-- Start of PROVIDED MATERIAL --

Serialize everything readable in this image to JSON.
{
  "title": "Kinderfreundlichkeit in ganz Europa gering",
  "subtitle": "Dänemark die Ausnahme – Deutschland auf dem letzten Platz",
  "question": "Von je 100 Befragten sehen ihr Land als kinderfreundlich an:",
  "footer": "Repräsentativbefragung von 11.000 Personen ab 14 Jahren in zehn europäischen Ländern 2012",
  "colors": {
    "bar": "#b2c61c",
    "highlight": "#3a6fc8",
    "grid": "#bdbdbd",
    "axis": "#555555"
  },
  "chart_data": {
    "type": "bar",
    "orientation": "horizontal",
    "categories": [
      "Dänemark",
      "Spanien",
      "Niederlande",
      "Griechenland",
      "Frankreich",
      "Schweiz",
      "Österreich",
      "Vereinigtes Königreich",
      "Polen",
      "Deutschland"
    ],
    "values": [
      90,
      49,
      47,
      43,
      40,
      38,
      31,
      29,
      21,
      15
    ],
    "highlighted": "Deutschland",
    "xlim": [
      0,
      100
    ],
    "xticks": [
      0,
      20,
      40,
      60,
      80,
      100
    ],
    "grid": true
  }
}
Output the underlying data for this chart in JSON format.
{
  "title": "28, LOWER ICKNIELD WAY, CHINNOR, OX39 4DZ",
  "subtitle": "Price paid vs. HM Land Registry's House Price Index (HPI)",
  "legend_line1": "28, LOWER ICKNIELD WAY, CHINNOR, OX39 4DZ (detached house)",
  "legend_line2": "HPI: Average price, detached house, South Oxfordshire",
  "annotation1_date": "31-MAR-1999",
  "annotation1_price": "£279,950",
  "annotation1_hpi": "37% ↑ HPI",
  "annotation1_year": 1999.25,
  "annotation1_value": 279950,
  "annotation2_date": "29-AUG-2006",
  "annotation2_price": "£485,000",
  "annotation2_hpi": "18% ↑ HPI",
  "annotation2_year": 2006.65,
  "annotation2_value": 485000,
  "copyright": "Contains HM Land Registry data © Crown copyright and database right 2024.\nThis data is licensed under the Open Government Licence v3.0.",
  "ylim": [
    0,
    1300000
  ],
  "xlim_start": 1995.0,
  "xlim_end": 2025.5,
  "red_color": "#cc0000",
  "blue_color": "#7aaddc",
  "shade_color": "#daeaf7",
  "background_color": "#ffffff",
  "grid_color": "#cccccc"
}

-- End of PROVIDED MATERIAL --

Go through the records and gather the lines that hold "Deutschland".

▶ WORKED SOLUTION:
  "subtitle": "Dänemark die Ausnahme – Deutschland auf dem letzten Platz",
      "Deutschland"
    "highlighted": "Deutschland",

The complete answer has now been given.